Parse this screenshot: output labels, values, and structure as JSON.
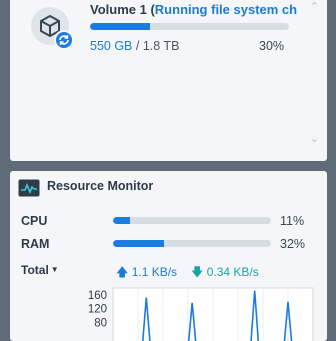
{
  "storage": {
    "volume_name": "Volume 1",
    "open_paren": " (",
    "volume_status": "Running file system ch",
    "used": "550 GB",
    "separator": " / ",
    "total": "1.8 TB",
    "percent_text": "30%",
    "percent_value": 30,
    "icon": "volume-cube-icon",
    "badge_icon": "sync-icon"
  },
  "resource_monitor": {
    "title": "Resource Monitor",
    "cpu_label": "CPU",
    "cpu_percent_text": "11%",
    "cpu_percent": 11,
    "ram_label": "RAM",
    "ram_percent_text": "32%",
    "ram_percent": 32,
    "network_label": "Total",
    "upload": "1.1 KB/s",
    "download": "0.34 KB/s"
  },
  "chart_data": {
    "type": "line",
    "y_ticks": [
      "160",
      "120",
      "80"
    ],
    "values": [
      5,
      5,
      5,
      5,
      5,
      5,
      5,
      5,
      152,
      5,
      5,
      5,
      5,
      5,
      5,
      5,
      5,
      5,
      5,
      137,
      5,
      5,
      5,
      5,
      5,
      5,
      5,
      5,
      5,
      5,
      5,
      5,
      5,
      5,
      172,
      5,
      5,
      5,
      5,
      5,
      5,
      5,
      140,
      5,
      5,
      5,
      5,
      5,
      5
    ],
    "ylim": [
      0,
      180
    ],
    "grid": true
  },
  "colors": {
    "accent": "#1c7be0",
    "download": "#18a5a5",
    "background": "#5f6b77"
  }
}
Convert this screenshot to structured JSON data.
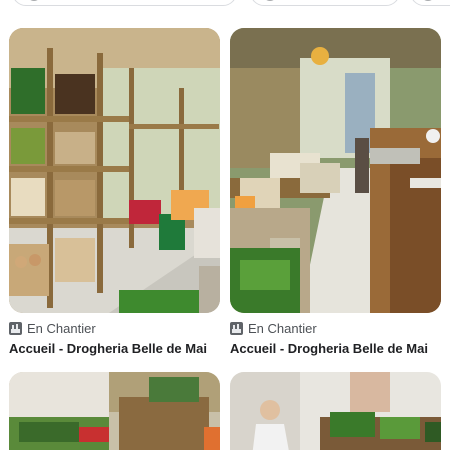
{
  "results": [
    {
      "source": "En Chantier",
      "title": "Accueil - Drogheria Belle de Mai",
      "favicon": "construction-site-favicon",
      "image": "shop-shelves-with-vegetable-crates"
    },
    {
      "source": "En Chantier",
      "title": "Accueil - Drogheria Belle de Mai",
      "favicon": "construction-site-favicon",
      "image": "shop-aisle-with-counters"
    }
  ],
  "partial_results": [
    {
      "image": "vegetable-crates-on-tables"
    },
    {
      "image": "person-arranging-produce"
    }
  ],
  "colors": {
    "text_primary": "#202124",
    "text_secondary": "#4d5156",
    "chip_border": "#dadce0"
  }
}
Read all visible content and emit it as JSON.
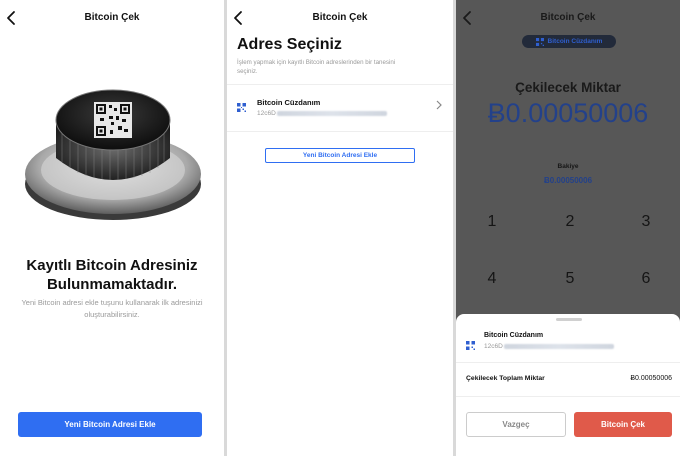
{
  "colors": {
    "accent": "#2f6ef2",
    "danger": "#e05a4a",
    "amount": "#23418a"
  },
  "screen1": {
    "title": "Bitcoin Çek",
    "empty_title": "Kayıtlı Bitcoin Adresiniz Bulunmamaktadır.",
    "empty_subtitle": "Yeni Bitcoin adresi ekle tuşunu kullanarak ilk adresinizi oluşturabilirsiniz.",
    "add_button": "Yeni Bitcoin Adresi Ekle"
  },
  "screen2": {
    "title": "Bitcoin Çek",
    "heading": "Adres Seçiniz",
    "description": "İşlem yapmak için kayıtlı Bitcoin adreslerinden bir tanesini seçiniz.",
    "wallet_name": "Bitcoin Cüzdanım",
    "wallet_address_prefix": "12c6D",
    "add_button": "Yeni Bitcoin Adresi Ekle"
  },
  "screen3": {
    "title": "Bitcoin Çek",
    "wallet_chip": "Bitcoin Cüzdanım",
    "amount_label": "Çekilecek Miktar",
    "amount_value": "Ƀ0.00050006",
    "balance_label": "Bakiye",
    "balance_value": "Ƀ0.00050006",
    "keypad": [
      "1",
      "2",
      "3",
      "4",
      "5",
      "6"
    ],
    "sheet": {
      "wallet_name": "Bitcoin Cüzdanım",
      "wallet_address_prefix": "12c6D",
      "total_label": "Çekilecek Toplam Miktar",
      "total_value": "Ƀ0.00050006",
      "cancel_button": "Vazgeç",
      "confirm_button": "Bitcoin Çek"
    }
  }
}
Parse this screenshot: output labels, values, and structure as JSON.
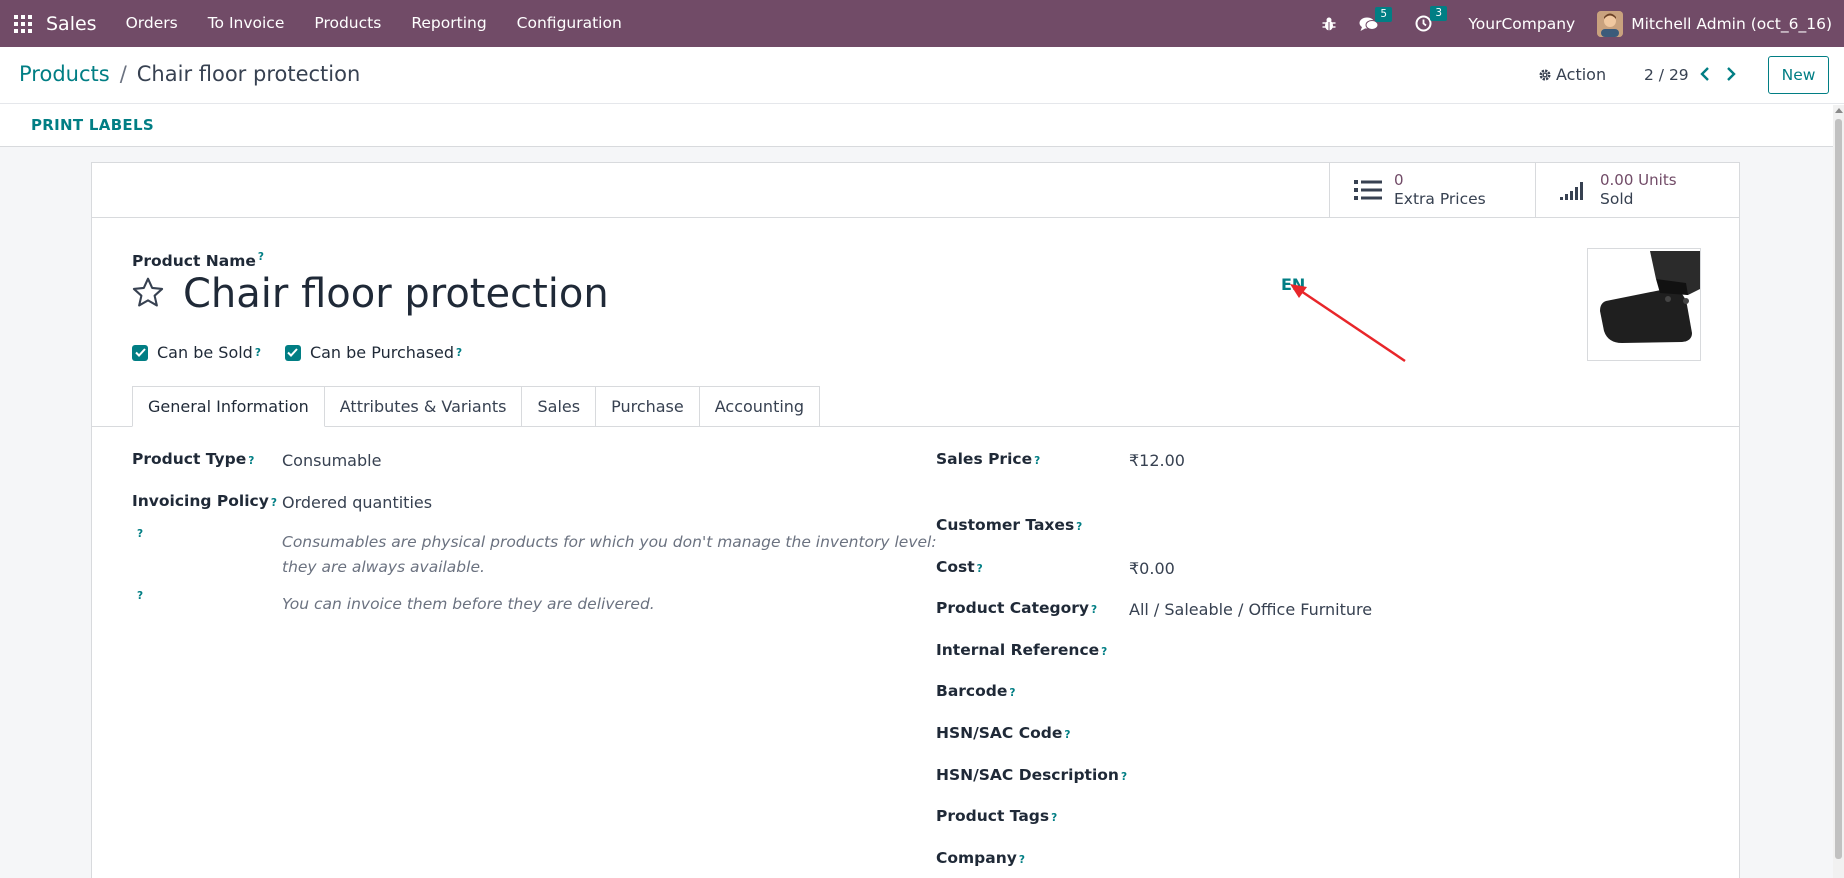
{
  "topnav": {
    "brand": "Sales",
    "menu": [
      "Orders",
      "To Invoice",
      "Products",
      "Reporting",
      "Configuration"
    ],
    "chat_count": "5",
    "activity_count": "3",
    "company": "YourCompany",
    "user": "Mitchell Admin (oct_6_16)"
  },
  "control_panel": {
    "breadcrumb_parent": "Products",
    "breadcrumb_sep": "/",
    "breadcrumb_current": "Chair floor protection",
    "action_label": "Action",
    "pager": "2 / 29",
    "new_label": "New"
  },
  "statusbar": {
    "print_labels": "PRINT LABELS"
  },
  "smart_buttons": [
    {
      "value": "0",
      "label": "Extra Prices",
      "icon": "list-icon"
    },
    {
      "value": "0.00 Units",
      "label": "Sold",
      "icon": "signal-bars-icon"
    }
  ],
  "product": {
    "name_label": "Product Name",
    "name": "Chair floor protection",
    "lang": "EN",
    "can_be_sold_label": "Can be Sold",
    "can_be_sold": true,
    "can_be_purchased_label": "Can be Purchased",
    "can_be_purchased": true
  },
  "tabs": [
    "General Information",
    "Attributes & Variants",
    "Sales",
    "Purchase",
    "Accounting"
  ],
  "active_tab": "General Information",
  "general": {
    "product_type_label": "Product Type",
    "product_type": "Consumable",
    "invoicing_policy_label": "Invoicing Policy",
    "invoicing_policy": "Ordered quantities",
    "note_consumable_1": "Consumables are physical products for which you don't manage the inventory level:",
    "note_consumable_2": "they are always available.",
    "note_invoice": "You can invoice them before they are delivered.",
    "sales_price_label": "Sales Price",
    "sales_price": "₹12.00",
    "customer_taxes_label": "Customer Taxes",
    "cost_label": "Cost",
    "cost": "₹0.00",
    "product_category_label": "Product Category",
    "product_category": "All / Saleable / Office Furniture",
    "internal_reference_label": "Internal Reference",
    "barcode_label": "Barcode",
    "hsn_code_label": "HSN/SAC Code",
    "hsn_desc_label": "HSN/SAC Description",
    "product_tags_label": "Product Tags",
    "company_label": "Company"
  },
  "help_marker": "?",
  "colors": {
    "brand": "#714B67",
    "accent": "#017e84",
    "annotation_arrow": "#e8262a"
  }
}
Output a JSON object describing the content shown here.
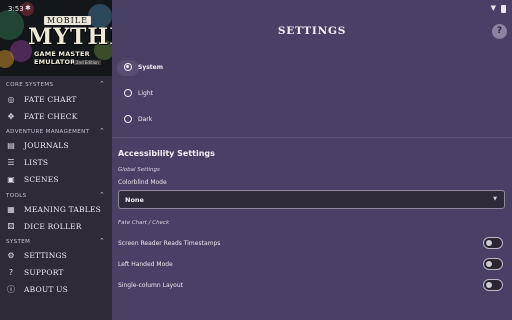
{
  "status_bar": {
    "time": "3:53",
    "gear_icon": "gear-icon",
    "wifi_icon": "wifi-icon",
    "battery_icon": "battery-icon"
  },
  "logo": {
    "top_word": "MOBILE",
    "main_word": "MYTHIC",
    "sub_word": "GAME MASTER EMULATOR",
    "edition": "2nd Edition"
  },
  "sidebar": {
    "sections": [
      {
        "title": "CORE SYSTEMS",
        "items": [
          {
            "label": "FATE CHART",
            "icon": "chart-icon"
          },
          {
            "label": "FATE CHECK",
            "icon": "dice-icon"
          }
        ]
      },
      {
        "title": "ADVENTURE MANAGEMENT",
        "items": [
          {
            "label": "JOURNALS",
            "icon": "journal-icon"
          },
          {
            "label": "LISTS",
            "icon": "list-icon"
          },
          {
            "label": "SCENES",
            "icon": "scenes-icon"
          }
        ]
      },
      {
        "title": "TOOLS",
        "items": [
          {
            "label": "MEANING TABLES",
            "icon": "table-icon"
          },
          {
            "label": "DICE ROLLER",
            "icon": "dice-icon"
          }
        ]
      },
      {
        "title": "SYSTEM",
        "items": [
          {
            "label": "SETTINGS",
            "icon": "gear-icon"
          },
          {
            "label": "SUPPORT",
            "icon": "help-icon"
          },
          {
            "label": "ABOUT US",
            "icon": "info-icon"
          }
        ]
      }
    ]
  },
  "main": {
    "title": "SETTINGS",
    "help_icon": "?",
    "theme_options": [
      {
        "label": "System",
        "selected": true
      },
      {
        "label": "Light",
        "selected": false
      },
      {
        "label": "Dark",
        "selected": false
      }
    ],
    "accessibility": {
      "heading": "Accessibility Settings",
      "global_heading": "Global Settings",
      "colorblind_label": "Colorblind Mode",
      "colorblind_value": "None",
      "fate_heading": "Fate Chart / Check",
      "toggles": [
        {
          "label": "Screen Reader Reads Timestamps",
          "on": false
        },
        {
          "label": "Left Handed Mode",
          "on": false
        },
        {
          "label": "Single-column Layout",
          "on": false
        }
      ]
    }
  }
}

————

DIRECTIONS FOR THIS TASK
Pull out every line above that holds the word "Mode".

ANSWER FOR THE TASK
      "colorblind_label": "Colorblind Mode",
          "label": "Left Handed Mode",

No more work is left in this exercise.